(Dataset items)
## Begin
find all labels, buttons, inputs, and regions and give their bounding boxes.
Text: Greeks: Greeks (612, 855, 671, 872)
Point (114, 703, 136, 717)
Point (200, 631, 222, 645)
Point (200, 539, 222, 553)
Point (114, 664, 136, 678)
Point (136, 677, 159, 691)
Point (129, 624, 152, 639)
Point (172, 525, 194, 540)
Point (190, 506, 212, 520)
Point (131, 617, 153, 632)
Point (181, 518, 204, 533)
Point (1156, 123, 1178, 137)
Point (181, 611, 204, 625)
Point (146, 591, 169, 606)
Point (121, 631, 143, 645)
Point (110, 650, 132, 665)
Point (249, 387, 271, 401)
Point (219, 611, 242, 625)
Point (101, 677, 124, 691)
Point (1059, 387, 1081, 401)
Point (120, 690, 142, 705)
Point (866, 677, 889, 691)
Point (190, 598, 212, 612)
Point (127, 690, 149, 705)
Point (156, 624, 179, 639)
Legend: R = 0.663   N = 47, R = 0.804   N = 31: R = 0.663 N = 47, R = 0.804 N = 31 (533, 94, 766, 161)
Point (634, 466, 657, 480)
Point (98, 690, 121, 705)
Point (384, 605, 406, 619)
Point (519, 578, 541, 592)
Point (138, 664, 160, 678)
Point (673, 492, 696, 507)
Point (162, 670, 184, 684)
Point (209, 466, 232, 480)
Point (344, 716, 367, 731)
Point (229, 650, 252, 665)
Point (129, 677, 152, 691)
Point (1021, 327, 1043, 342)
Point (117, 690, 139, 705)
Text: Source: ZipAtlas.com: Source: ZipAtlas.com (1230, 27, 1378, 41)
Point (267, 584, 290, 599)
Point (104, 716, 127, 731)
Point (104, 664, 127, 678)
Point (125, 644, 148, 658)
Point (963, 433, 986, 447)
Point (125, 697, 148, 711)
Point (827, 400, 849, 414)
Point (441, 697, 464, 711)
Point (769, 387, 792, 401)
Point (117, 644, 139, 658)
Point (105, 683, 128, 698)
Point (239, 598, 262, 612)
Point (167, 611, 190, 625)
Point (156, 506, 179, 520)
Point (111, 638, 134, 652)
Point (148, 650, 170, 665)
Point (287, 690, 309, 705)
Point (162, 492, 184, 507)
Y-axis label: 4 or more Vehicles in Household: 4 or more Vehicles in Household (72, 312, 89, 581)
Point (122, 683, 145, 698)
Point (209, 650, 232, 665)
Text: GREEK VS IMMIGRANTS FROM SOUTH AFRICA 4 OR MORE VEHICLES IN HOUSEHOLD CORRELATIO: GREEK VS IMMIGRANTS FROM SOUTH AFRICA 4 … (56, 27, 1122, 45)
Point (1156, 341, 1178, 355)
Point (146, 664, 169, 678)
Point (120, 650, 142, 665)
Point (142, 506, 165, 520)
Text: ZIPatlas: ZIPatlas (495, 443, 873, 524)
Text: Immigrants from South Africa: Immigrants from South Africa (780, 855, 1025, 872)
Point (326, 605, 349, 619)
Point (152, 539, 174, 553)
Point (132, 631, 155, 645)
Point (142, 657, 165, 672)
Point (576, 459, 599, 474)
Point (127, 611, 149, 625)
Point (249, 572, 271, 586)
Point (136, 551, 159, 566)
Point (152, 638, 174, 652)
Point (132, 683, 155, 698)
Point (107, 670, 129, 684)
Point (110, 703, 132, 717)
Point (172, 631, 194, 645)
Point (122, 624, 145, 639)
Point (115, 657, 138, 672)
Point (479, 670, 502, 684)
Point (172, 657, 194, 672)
## End
• [Direction]
Render all of the material above as a numbered list, leaving out any blank lines.

• [Exercise solution]
1. find all labels, buttons, inputs, and regions and give their bounding boxes.
2. Text: Greeks: Greeks (612, 855, 671, 872)
3. Point (114, 703, 136, 717)
4. Point (200, 631, 222, 645)
5. Point (200, 539, 222, 553)
6. Point (114, 664, 136, 678)
7. Point (136, 677, 159, 691)
8. Point (129, 624, 152, 639)
9. Point (172, 525, 194, 540)
10. Point (190, 506, 212, 520)
11. Point (131, 617, 153, 632)
12. Point (181, 518, 204, 533)
13. Point (1156, 123, 1178, 137)
14. Point (181, 611, 204, 625)
15. Point (146, 591, 169, 606)
16. Point (121, 631, 143, 645)
17. Point (110, 650, 132, 665)
18. Point (249, 387, 271, 401)
19. Point (219, 611, 242, 625)
20. Point (101, 677, 124, 691)
21. Point (1059, 387, 1081, 401)
22. Point (120, 690, 142, 705)
23. Point (866, 677, 889, 691)
24. Point (190, 598, 212, 612)
25. Point (127, 690, 149, 705)
26. Point (156, 624, 179, 639)
27. Legend: R = 0.663   N = 47, R = 0.804   N = 31: R = 0.663 N = 47, R = 0.804 N = 31 (533, 94, 766, 161)
28. Point (634, 466, 657, 480)
29. Point (98, 690, 121, 705)
30. Point (384, 605, 406, 619)
31. Point (519, 578, 541, 592)
32. Point (138, 664, 160, 678)
33. Point (673, 492, 696, 507)
34. Point (162, 670, 184, 684)
35. Point (209, 466, 232, 480)
36. Point (344, 716, 367, 731)
37. Point (229, 650, 252, 665)
38. Point (129, 677, 152, 691)
39. Point (1021, 327, 1043, 342)
40. Point (117, 690, 139, 705)
41. Text: Source: ZipAtlas.com: Source: ZipAtlas.com (1230, 27, 1378, 41)
42. Point (267, 584, 290, 599)
43. Point (104, 716, 127, 731)
44. Point (104, 664, 127, 678)
45. Point (125, 644, 148, 658)
46. Point (963, 433, 986, 447)
47. Point (125, 697, 148, 711)
48. Point (827, 400, 849, 414)
49. Point (441, 697, 464, 711)
50. Point (769, 387, 792, 401)
51. Point (117, 644, 139, 658)
52. Point (105, 683, 128, 698)
53. Point (239, 598, 262, 612)
54. Point (167, 611, 190, 625)
55. Point (156, 506, 179, 520)
56. Point (111, 638, 134, 652)
57. Point (148, 650, 170, 665)
58. Point (287, 690, 309, 705)
59. Point (162, 492, 184, 507)
60. Y-axis label: 4 or more Vehicles in Household: 4 or more Vehicles in Household (72, 312, 89, 581)
61. Point (122, 683, 145, 698)
62. Point (209, 650, 232, 665)
63. Text: GREEK VS IMMIGRANTS FROM SOUTH AFRICA 4 OR MORE VEHICLES IN HOUSEHOLD CORRELATIO: GREEK VS IMMIGRANTS FROM SOUTH AFRICA 4 … (56, 27, 1122, 45)
64. Point (1156, 341, 1178, 355)
65. Point (146, 664, 169, 678)
66. Point (120, 650, 142, 665)
67. Point (142, 506, 165, 520)
68. Text: ZIPatlas: ZIPatlas (495, 443, 873, 524)
69. Text: Immigrants from South Africa: Immigrants from South Africa (780, 855, 1025, 872)
70. Point (326, 605, 349, 619)
71. Point (152, 539, 174, 553)
72. Point (132, 631, 155, 645)
73. Point (142, 657, 165, 672)
74. Point (576, 459, 599, 474)
75. Point (127, 611, 149, 625)
76. Point (249, 572, 271, 586)
77. Point (136, 551, 159, 566)
78. Point (152, 638, 174, 652)
79. Point (132, 683, 155, 698)
80. Point (107, 670, 129, 684)
81. Point (110, 703, 132, 717)
82. Point (172, 631, 194, 645)
83. Point (122, 624, 145, 639)
84. Point (115, 657, 138, 672)
85. Point (479, 670, 502, 684)
86. Point (172, 657, 194, 672)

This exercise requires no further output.